◆ **What to work on**
Each entry below should be reproduced character for character.
━━━ Data listing ━━━
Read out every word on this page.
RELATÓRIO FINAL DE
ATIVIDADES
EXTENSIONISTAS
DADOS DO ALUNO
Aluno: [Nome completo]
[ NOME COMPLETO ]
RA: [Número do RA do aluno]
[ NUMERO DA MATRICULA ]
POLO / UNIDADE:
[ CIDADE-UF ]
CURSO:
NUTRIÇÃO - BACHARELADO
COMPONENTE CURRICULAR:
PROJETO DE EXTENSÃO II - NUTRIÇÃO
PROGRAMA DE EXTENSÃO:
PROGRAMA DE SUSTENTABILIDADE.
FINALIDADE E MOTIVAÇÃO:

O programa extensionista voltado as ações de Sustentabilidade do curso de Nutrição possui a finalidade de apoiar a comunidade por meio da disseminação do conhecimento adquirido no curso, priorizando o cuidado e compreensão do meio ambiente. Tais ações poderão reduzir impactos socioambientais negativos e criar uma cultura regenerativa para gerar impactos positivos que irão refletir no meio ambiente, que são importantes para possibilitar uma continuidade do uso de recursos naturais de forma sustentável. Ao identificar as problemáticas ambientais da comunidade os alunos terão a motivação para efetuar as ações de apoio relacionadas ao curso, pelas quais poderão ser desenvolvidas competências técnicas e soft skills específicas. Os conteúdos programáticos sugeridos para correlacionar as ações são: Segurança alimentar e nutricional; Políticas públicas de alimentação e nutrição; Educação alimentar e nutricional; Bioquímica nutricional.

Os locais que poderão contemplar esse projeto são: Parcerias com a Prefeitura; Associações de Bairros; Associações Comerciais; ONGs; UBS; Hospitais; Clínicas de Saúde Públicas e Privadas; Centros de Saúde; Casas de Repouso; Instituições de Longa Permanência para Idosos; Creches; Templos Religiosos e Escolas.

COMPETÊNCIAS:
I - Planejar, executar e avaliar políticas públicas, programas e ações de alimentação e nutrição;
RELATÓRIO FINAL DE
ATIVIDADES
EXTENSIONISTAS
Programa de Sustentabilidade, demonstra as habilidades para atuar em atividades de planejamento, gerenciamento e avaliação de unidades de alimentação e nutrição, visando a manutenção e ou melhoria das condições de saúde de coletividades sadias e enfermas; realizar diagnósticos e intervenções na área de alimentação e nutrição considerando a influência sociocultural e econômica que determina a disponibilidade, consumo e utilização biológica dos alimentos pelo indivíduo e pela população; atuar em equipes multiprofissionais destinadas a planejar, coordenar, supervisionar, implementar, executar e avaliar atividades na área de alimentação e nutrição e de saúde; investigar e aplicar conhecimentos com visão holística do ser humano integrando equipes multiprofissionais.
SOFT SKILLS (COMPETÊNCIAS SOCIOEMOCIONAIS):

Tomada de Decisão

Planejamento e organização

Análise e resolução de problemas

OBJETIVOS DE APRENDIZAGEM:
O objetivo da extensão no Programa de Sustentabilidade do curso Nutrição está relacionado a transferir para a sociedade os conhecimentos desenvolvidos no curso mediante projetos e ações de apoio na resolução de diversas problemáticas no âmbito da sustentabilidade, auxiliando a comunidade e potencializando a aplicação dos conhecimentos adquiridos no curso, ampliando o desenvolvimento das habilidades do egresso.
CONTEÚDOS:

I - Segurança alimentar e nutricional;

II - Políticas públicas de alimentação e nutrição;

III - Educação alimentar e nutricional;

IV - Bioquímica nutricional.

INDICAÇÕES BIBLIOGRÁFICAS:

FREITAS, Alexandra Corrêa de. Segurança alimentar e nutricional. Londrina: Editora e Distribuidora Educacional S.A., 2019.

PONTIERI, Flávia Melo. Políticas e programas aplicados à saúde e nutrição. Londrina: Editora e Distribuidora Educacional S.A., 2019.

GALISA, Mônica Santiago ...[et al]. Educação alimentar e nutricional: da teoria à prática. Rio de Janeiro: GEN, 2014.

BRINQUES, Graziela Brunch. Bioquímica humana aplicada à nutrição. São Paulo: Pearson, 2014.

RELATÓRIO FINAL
━━━
◆ **Written reply**
Read out every word on this page.
RELATÓRIO FINAL DE
ATIVIDADES
EXTENSIONISTAS
DADOS DO ALUNO
Aluno: [Nome completo]
[ NOME COMPLETO ]
RA: [Número do RA do aluno]
[ NUMERO DA MATRICULA ]
POLO / UNIDADE:
[ CIDADE-UF ]
CURSO:
NUTRIÇÃO - BACHARELADO
COMPONENTE CURRICULAR:
PROJETO DE EXTENSÃO II - NUTRIÇÃO
PROGRAMA DE EXTENSÃO:
PROGRAMA DE SUSTENTABILIDADE.
FINALIDADE E MOTIVAÇÃO:

O programa extensionista voltado as ações de Sustentabilidade do curso de Nutrição possui a finalidade de apoiar a comunidade por meio da disseminação do conhecimento adquirido no curso, priorizando o cuidado e compreensão do meio ambiente. Tais ações poderão reduzir impactos socioambientais negativos e criar uma cultura regenerativa para gerar impactos positivos que irão refletir no meio ambiente, que são importantes para possibilitar uma continuidade do uso de recursos naturais de forma sustentável. Ao identificar as problemáticas ambientais da comunidade os alunos terão a motivação para efetuar as ações de apoio relacionadas ao curso, pelas quais poderão ser desenvolvidas competências técnicas e soft skills específicas. Os conteúdos programáticos sugeridos para correlacionar as ações são: Segurança alimentar e nutricional; Políticas públicas de alimentação e nutrição; Educação alimentar e nutricional; Bioquímica nutricional.

Os locais que poderão contemplar esse projeto são: Parcerias com a Prefeitura; Associações de Bairros; Associações Comerciais; ONGs; UBS; Hospitais; Clínicas de Saúde Públicas e Privadas; Centros de Saúde; Casas de Repouso; Instituições de Longa Permanência para Idosos; Creches; Templos Religiosos e Escolas.

COMPETÊNCIAS:
I - Planejar, executar e avaliar políticas públicas, programas e ações de alimentação e nutrição;
RELATÓRIO FINAL DE
ATIVIDADES
EXTENSIONISTAS
Programa de Sustentabilidade, demonstra as habilidades para atuar em atividades de planejamento, gerenciamento e avaliação de unidades de alimentação e nutrição, visando a manutenção e ou melhoria das condições de saúde de coletividades sadias e enfermas; realizar diagnósticos e intervenções na área de alimentação e nutrição considerando a influência sociocultural e econômica que determina a disponibilidade, consumo e utilização biológica dos alimentos pelo indivíduo e pela população; atuar em equipes multiprofissionais destinadas a planejar, coordenar, supervisionar, implementar, executar e avaliar atividades na área de alimentação e nutrição e de saúde; investigar e aplicar conhecimentos com visão holística do ser humano integrando equipes multiprofissionais.
SOFT SKILLS (COMPETÊNCIAS SOCIOEMOCIONAIS):

Tomada de Decisão

Planejamento e organização

Análise e resolução de problemas

OBJETIVOS DE APRENDIZAGEM:
O objetivo da extensão no Programa de Sustentabilidade do curso Nutrição está relacionado a transferir para a sociedade os conhecimentos desenvolvidos no curso mediante projetos e ações de apoio na resolução de diversas problemáticas no âmbito da sustentabilidade, auxiliando a comunidade e potencializando a aplicação dos conhecimentos adquiridos no curso, ampliando o desenvolvimento das habilidades do egresso.
CONTEÚDOS:

I - Segurança alimentar e nutricional;

II - Políticas públicas de alimentação e nutrição;

III - Educação alimentar e nutricional;

IV - Bioquímica nutricional.

INDICAÇÕES BIBLIOGRÁFICAS:

FREITAS, Alexandra Corrêa de. Segurança alimentar e nutricional. Londrina: Editora e Distribuidora Educacional S.A., 2019.

PONTIERI, Flávia Melo. Políticas e programas aplicados à saúde e nutrição. Londrina: Editora e Distribuidora Educacional S.A., 2019.

GALISA, Mônica Santiago ...[et al]. Educação alimentar e nutricional: da teoria à prática. Rio de Janeiro: GEN, 2014.

BRINQUES, Graziela Brunch. Bioquímica humana aplicada à nutrição. São Paulo: Pearson, 2014.

RELATÓRIO FINAL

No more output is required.